EXCERPTED PASSAGE =>
>> begin

Skip to content

Feature Request: Integrate Rust-native PaddleOCR without Python dependencies #302

@Haoxincode

Description

@Haoxincode

Technical Feasibility Study: Integrating Python-Free Rust-Native PaddleOCR into Kreuzberg Framework

1. Overview and Background Analysis

1.1 Research Background and Objectives

Kreuzberg, as an emerging high-performance document intelligence processing framework, derives its core value proposition from leveraging Rust's memory safety, zero-cost abstractions, and exceptional concurrency capabilities to address performance bottlenecks and deployment complexity issues inherent in traditional document processing (especially Python-based ecosystems).

In document intelligence processing pipelines, Optical Character Recognition (OCR) is a critical component that directly determines whether unstructured data (such as scanned documents and images) can be transformed into searchable, analyzable structured information.

Currently, while Kreuzberg has implemented its core logic in Rust, it still partially relies on external ecosystems for OCR capabilities. Traditional integration approaches often invoke Tesseract (C++ library) via FFI or call EasyOCR/PaddleOCR through Python bindings. This "hybrid architecture," while leveraging mature existing models, introduces significant engineering pain points:

Deployment Complexity (Dependency Hell): Production environments must maintain Python runtime, manage pip dependencies, handle virtual environments, and ensure compatibility across different versions of deep learning frameworks (PyTorch/PaddlePaddle). This contradicts Rust's minimalist deployment philosophy of generating single static binaries.

Performance Bottlenecks: Python's Global Interpreter Lock (GIL) limits multi-threaded concurrency, and cross-language data transfer often involves memory copying, increasing latency.

Resource Overhead: Loading the complete Python interpreter and deep learning frameworks introduces substantial memory baseline (typically 500MB+), making it unsuitable for edge devices or high-density container deployments.

This report aims to thoroughly explore the feasibility of an alternative approach: integrating Baidu's PaddleOCR into the Kreuzberg framework using pure Rust or Rust-native bindings without introducing any Python runtime. The goal is to achieve recognition accuracy comparable to the original Python implementation while significantly reducing resource consumption and simplifying deployment.

1.2 PaddleOCR's Technical Standing

PaddleOCR (PP-OCR series) has become an industry de facto standard due to its excellent performance in Chinese and multilingual recognition, lightweight model design, and robustness for complex layouts (tables, distorted text). PP-OCRv4 and v5 versions, in particular, introduced more efficient backbone networks and data augmentation strategies, delivering excellent performance on both server and mobile platforms.

>> end

RECORDS PROVIDED =>
>> begin

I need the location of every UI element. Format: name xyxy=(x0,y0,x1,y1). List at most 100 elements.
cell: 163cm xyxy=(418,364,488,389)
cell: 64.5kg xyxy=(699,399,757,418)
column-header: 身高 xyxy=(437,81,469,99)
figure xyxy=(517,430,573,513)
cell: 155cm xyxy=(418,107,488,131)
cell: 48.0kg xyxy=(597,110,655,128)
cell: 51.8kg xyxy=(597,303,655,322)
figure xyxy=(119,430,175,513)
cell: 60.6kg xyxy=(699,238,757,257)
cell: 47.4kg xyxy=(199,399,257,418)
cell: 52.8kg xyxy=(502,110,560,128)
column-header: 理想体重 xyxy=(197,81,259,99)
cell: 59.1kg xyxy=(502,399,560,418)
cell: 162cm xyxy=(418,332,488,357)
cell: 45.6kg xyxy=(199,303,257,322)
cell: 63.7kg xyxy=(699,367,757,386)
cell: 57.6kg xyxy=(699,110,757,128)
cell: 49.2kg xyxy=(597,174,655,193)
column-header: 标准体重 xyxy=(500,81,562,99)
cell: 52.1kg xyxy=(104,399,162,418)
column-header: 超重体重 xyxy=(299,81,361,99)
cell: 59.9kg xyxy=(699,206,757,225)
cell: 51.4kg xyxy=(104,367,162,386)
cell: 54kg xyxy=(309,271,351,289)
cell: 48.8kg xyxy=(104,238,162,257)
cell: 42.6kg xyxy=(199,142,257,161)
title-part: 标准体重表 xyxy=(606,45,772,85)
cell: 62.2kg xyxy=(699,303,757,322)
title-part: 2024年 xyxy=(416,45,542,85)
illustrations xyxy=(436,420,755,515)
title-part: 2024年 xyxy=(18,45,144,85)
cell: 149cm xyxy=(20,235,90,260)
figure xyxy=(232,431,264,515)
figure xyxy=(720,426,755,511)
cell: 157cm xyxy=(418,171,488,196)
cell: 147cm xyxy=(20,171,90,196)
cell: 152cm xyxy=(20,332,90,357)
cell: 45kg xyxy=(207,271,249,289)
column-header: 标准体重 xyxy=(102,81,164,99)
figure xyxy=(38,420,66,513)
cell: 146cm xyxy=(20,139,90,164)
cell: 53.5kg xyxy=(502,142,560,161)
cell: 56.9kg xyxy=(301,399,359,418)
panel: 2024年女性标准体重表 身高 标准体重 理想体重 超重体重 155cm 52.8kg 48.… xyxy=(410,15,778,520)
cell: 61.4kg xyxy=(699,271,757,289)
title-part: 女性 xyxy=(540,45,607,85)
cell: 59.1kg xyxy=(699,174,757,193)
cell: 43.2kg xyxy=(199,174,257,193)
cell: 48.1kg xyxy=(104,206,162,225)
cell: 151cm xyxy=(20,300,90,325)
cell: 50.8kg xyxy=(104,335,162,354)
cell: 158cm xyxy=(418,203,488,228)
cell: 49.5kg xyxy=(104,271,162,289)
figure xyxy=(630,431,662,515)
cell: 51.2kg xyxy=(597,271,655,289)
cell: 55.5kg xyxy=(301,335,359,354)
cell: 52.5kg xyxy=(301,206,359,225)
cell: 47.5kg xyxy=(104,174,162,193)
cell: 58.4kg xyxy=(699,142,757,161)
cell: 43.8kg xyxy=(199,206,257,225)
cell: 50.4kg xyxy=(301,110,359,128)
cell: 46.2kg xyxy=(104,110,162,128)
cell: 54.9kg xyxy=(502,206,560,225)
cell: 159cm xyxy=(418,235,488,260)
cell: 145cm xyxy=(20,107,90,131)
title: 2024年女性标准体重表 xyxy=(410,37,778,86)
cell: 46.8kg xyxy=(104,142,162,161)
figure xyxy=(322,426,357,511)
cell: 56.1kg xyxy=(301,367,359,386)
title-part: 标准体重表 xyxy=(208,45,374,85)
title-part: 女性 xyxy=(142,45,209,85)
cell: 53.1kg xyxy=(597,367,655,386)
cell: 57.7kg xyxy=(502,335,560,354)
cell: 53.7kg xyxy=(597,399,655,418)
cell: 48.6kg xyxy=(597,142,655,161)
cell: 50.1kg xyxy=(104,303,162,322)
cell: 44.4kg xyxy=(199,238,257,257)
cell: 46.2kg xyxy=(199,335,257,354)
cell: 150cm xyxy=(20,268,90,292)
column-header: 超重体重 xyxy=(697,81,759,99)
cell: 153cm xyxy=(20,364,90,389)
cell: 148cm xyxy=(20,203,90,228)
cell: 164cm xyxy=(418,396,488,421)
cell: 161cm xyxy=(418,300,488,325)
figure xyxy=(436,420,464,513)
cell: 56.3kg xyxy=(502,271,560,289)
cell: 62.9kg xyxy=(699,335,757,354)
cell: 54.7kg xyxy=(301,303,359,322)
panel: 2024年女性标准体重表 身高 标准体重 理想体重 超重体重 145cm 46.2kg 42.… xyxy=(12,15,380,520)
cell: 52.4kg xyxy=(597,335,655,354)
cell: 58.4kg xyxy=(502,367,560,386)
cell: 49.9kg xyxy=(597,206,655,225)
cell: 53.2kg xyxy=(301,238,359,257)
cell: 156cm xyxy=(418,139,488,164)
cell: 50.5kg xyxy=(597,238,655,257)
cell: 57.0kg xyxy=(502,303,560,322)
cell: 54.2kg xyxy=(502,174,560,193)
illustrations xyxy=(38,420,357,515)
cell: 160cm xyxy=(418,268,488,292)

>> end

PROBLEM TO WORK ON =>
Extend the feasibility study on Rust-native PaddleOCR for Kreuzberg, starting after its last sentence. The lines above come from a separate source.

EXPECTED ANSWER =>
Therefore, whether these high-quality pretrained models can be reused in Rust is key to enhancing Kreuzberg's competitiveness.


2. Core Architecture Analysis and Integration Strategy

2.1 Kreuzberg v4's Plugin Architecture

Kreuzberg v4's architecture is deeply influenced by Rust language features, emphasizing modularity and extensibility. Its core defines interface specifications for various components through the trait system, allowing developers to inject custom implementations as plugins.

For OCR functionality, Kreuzberg defines the OcrBackend trait. This is an async trait designed to decouple specific OCR engine implementations. This means the core framework doesn't care whether the underlying layer calls Tesseract's C API, makes network requests to cloud APIs, or runs ONNX inference locally.

This loose coupling provides a perfect entry point for integrating Rust-native PaddleOCR.

By implementing the OcrBackend trait, we can build an inference path that completely bypasses the Python layer. In this architecture, Kreuzberg's main process directly manages image data in memory and passes it to the Rust-implemented OCR module. This module handles image preprocessing, model inference (via Rust-bound inference engines), and post-processing (decoding), ultimately returning structured text results.

2.2 Interface Definition and Data Flow

For seamless integration, we must strictly adhere to the OcrBackend interface contract. Based on Rust async programming best practices and Kreuzberg documentation, this interface typically contains the following key methods:

#[async_trait]
pub trait OcrBackend: Send + Sync {
    /// Initialize backend, typically loading models into memory here
    async fn init(config: &OcrConfig) -> Result<Self>;

    /// Execute OCR recognition
    /// input: Contains image byte stream or decoded pixel data
    /// options: Configuration overrides for single requests
    async fn scan(
        &self, 
        input: &OcrInput, 
        options: Option<&ScanOptions>
    ) -> Result<OcrOutput>;
}

When implementing this interface, special attention must be paid to zero-copy data flow. Kreuzberg internally likely uses the image crate's DynamicImage structure or raw &[u8] byte slices for image data transfer. Our Rust PaddleOCR implementation must be able to directly consume this memory data, rather than requiring file paths like some Python scripts, thereby avoiding unnecessary disk I/O overhead.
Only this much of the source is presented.